# EXERCISE GOAL
Read the records below and copy each line that contains "cover".

Dataset listings of figures:
━━━━━━━━━━━━━━━━

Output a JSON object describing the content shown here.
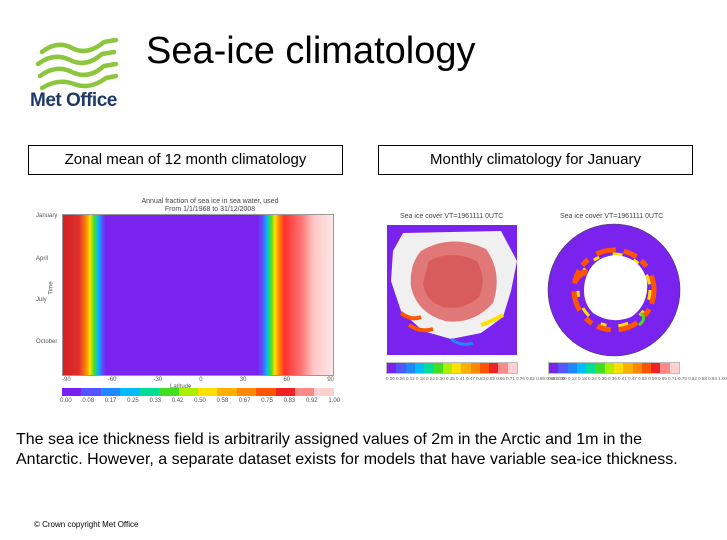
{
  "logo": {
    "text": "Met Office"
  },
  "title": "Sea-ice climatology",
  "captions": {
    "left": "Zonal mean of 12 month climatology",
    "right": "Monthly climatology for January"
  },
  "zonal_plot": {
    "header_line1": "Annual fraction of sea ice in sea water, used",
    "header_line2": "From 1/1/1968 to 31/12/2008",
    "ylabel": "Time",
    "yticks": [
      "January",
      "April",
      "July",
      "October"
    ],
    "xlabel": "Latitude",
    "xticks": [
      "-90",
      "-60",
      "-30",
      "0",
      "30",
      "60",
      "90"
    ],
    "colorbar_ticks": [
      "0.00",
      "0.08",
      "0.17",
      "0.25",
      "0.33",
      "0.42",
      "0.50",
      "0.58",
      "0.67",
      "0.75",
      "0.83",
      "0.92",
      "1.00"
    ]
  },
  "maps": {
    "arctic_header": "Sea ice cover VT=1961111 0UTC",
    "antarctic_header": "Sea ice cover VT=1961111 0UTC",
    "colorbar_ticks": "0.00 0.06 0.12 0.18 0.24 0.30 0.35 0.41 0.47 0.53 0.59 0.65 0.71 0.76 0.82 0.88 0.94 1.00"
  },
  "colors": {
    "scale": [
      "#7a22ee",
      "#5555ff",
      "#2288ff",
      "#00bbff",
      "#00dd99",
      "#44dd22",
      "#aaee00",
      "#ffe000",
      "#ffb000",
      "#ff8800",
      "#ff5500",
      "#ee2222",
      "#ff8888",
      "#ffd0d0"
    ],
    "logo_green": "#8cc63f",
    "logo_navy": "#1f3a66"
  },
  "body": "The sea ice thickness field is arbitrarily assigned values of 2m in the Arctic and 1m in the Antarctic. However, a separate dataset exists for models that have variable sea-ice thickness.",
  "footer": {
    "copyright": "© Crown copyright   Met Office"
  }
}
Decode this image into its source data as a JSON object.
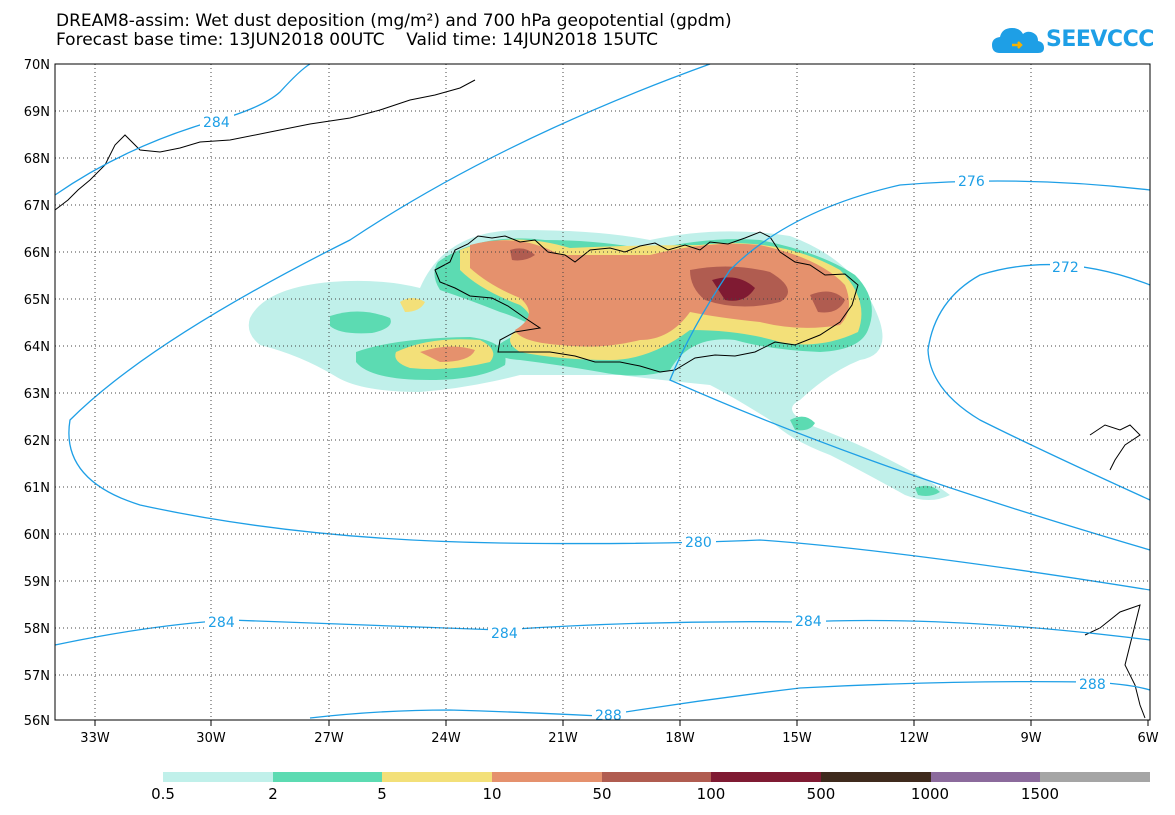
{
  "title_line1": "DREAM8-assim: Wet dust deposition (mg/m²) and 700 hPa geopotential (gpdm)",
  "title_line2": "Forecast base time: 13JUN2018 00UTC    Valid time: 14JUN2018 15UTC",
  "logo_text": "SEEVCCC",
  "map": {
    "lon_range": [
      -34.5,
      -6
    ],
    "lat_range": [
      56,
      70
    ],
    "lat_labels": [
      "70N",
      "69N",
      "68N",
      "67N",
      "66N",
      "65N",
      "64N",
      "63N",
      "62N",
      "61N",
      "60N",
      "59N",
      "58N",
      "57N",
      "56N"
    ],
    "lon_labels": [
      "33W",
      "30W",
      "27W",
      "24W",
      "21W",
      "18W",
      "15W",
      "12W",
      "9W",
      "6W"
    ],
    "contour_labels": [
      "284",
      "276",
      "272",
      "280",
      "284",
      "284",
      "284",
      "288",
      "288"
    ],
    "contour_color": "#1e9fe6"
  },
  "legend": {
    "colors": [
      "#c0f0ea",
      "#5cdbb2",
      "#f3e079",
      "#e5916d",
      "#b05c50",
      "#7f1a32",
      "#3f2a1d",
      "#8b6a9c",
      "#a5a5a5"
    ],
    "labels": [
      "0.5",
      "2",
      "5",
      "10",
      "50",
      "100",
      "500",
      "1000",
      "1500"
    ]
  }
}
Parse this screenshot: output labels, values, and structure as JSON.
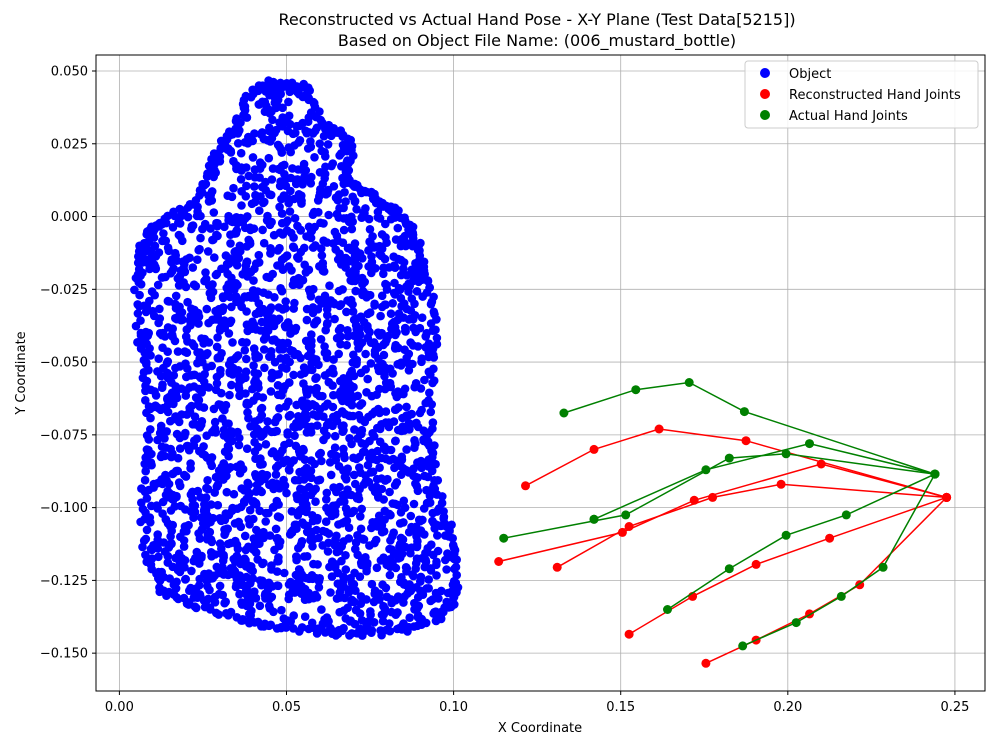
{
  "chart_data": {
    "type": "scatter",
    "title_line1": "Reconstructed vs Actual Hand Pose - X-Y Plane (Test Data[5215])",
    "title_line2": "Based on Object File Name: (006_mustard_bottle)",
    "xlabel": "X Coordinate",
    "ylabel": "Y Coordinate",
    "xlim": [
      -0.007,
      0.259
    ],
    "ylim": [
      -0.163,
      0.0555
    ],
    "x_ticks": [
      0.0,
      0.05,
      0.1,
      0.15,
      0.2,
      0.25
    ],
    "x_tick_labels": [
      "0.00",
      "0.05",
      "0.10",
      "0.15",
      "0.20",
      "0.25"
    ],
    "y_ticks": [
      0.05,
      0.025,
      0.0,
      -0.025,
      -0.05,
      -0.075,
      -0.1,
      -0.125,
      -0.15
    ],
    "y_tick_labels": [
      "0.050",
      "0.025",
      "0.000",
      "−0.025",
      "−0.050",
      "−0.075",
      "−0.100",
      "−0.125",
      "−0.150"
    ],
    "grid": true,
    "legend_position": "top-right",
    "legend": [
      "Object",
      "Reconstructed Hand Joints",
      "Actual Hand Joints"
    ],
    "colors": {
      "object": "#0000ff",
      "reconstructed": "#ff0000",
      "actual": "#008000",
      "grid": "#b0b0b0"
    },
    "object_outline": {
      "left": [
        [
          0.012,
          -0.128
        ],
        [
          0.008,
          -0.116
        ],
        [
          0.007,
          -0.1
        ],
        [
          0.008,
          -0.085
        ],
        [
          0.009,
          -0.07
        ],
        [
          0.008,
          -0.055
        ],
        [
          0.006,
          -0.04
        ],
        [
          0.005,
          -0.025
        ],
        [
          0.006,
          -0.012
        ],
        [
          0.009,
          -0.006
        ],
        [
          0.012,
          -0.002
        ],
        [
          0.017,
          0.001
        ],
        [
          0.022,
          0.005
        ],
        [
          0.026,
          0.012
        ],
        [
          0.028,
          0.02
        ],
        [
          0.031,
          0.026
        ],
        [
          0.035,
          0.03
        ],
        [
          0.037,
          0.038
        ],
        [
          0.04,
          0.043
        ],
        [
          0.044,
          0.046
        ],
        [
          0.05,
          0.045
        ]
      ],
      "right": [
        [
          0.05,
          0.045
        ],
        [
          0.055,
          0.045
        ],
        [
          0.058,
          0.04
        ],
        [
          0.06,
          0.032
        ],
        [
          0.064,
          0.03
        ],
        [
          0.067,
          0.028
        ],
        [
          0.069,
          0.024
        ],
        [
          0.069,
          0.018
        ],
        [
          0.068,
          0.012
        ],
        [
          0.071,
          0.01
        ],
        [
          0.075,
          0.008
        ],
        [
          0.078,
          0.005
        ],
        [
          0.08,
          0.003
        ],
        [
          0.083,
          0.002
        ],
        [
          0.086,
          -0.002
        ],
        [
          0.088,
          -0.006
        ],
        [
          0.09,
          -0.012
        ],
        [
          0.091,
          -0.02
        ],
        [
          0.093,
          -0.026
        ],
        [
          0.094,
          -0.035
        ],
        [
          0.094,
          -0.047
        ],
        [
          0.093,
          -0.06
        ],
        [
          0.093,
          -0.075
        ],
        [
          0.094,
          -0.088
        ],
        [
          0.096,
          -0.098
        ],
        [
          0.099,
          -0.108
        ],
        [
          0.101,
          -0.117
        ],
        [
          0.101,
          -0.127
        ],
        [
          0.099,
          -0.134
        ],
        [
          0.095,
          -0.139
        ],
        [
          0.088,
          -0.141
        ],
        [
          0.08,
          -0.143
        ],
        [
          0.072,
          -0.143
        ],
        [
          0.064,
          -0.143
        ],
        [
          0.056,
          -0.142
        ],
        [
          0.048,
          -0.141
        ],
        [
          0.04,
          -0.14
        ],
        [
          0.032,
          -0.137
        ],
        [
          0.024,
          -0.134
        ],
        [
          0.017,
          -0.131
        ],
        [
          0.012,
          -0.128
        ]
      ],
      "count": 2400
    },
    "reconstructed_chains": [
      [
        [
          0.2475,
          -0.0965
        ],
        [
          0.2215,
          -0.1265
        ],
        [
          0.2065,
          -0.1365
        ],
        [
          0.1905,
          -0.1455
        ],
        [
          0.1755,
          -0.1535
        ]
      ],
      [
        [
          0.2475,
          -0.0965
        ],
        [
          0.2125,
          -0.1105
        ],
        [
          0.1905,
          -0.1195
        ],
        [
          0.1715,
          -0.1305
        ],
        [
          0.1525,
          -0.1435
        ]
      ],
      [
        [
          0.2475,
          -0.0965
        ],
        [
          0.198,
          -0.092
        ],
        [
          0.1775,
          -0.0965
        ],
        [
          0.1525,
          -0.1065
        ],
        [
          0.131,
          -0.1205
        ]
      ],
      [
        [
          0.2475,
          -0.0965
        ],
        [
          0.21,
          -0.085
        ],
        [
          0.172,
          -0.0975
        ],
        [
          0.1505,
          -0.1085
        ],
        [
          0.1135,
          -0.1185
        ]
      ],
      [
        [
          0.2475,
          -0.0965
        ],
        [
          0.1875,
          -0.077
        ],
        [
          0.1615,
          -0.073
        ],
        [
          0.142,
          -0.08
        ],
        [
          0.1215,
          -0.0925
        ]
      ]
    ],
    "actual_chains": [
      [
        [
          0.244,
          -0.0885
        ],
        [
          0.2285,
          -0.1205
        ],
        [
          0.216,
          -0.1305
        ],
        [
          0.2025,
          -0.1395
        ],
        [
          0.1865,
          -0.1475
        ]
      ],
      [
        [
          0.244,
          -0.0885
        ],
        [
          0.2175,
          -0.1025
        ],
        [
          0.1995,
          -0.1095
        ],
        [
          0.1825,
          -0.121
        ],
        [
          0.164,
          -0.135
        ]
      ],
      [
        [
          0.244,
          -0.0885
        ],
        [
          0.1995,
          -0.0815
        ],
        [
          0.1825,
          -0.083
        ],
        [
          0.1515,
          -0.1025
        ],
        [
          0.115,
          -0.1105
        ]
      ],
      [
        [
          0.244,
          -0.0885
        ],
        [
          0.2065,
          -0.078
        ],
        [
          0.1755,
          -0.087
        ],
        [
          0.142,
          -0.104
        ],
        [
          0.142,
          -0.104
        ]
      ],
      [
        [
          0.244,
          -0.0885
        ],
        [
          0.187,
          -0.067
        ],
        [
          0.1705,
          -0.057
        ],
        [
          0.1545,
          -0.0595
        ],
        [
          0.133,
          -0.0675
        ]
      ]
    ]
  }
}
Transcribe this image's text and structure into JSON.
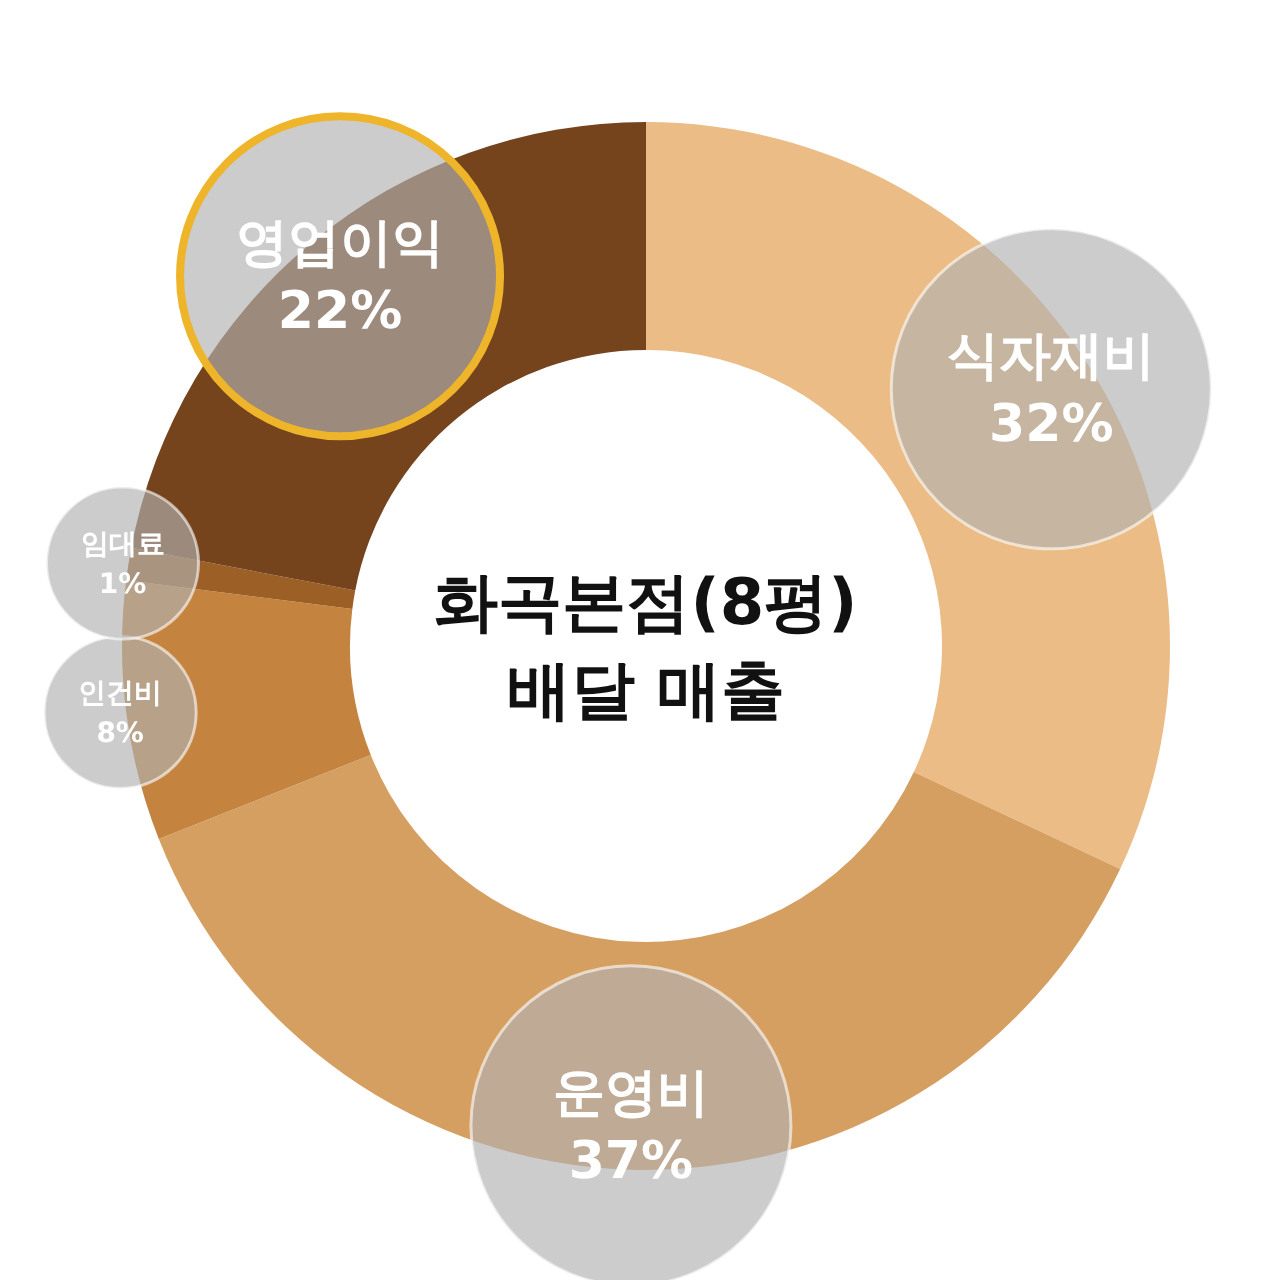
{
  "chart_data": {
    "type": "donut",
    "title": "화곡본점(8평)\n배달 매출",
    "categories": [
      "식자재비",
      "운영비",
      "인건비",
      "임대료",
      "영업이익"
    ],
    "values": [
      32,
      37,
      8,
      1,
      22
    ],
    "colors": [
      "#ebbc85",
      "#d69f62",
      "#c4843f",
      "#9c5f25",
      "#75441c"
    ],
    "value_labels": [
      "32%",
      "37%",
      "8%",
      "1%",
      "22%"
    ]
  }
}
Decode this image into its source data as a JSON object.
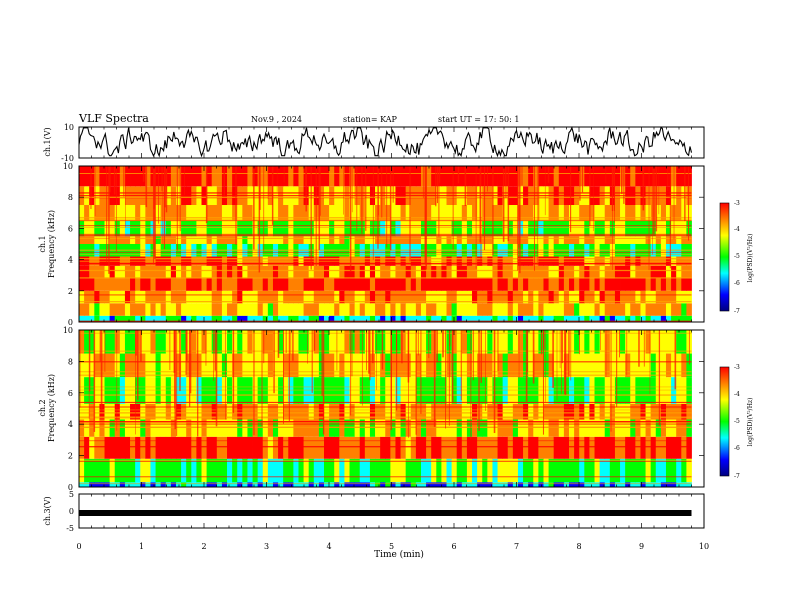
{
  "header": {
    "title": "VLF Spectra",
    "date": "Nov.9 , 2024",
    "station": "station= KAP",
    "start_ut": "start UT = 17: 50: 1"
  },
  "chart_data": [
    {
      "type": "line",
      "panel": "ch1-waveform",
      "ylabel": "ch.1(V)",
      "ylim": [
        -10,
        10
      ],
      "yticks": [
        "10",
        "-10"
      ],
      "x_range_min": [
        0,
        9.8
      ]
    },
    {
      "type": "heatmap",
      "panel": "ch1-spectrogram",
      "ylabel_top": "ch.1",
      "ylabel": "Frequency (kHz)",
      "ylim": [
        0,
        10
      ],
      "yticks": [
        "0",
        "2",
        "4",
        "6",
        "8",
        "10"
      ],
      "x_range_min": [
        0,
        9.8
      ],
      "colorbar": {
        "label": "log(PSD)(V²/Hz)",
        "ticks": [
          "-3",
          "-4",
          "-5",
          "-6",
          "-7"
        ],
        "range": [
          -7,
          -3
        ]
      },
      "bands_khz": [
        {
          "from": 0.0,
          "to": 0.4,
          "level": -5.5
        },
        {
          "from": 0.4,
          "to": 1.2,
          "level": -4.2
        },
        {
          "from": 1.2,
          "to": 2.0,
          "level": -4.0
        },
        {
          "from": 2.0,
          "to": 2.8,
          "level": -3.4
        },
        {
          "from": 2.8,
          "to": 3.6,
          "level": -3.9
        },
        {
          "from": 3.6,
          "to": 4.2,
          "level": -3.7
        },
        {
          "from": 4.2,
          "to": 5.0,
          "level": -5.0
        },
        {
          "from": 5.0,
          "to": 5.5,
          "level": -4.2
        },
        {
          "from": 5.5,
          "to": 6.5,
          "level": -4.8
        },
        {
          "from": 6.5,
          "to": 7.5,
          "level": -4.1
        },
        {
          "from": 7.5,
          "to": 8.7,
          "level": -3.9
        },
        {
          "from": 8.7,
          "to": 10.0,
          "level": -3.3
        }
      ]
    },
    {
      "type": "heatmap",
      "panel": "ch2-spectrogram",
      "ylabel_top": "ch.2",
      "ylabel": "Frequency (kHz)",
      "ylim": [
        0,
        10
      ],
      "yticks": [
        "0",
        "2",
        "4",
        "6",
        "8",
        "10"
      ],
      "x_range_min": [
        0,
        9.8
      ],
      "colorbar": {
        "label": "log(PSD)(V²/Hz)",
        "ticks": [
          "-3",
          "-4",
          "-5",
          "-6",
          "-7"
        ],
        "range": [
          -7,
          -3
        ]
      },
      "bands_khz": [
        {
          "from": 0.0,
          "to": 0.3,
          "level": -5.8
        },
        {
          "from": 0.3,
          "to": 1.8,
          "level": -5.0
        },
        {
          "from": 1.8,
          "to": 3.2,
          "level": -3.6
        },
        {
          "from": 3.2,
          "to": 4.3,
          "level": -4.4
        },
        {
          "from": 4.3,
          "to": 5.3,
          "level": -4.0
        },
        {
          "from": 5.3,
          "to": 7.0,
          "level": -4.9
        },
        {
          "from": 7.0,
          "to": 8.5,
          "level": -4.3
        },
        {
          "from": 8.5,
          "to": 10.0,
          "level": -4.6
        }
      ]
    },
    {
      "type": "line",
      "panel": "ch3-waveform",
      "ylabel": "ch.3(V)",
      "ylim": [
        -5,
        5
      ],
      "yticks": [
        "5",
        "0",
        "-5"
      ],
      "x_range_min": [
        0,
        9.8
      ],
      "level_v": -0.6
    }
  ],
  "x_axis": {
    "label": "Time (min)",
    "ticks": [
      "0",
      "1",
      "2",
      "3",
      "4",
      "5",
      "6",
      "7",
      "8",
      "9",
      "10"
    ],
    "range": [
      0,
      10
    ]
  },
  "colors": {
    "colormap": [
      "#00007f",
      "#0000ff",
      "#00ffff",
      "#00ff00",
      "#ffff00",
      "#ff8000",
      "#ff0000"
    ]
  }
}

━━━━━━━━━━━━━━━━

# THE COMPLETED TASK
    "arctic_header": "Sea ice cover VT=1961111 0UTC",
    "antarctic_header": "Sea ice cover VT=1961111 0UTC",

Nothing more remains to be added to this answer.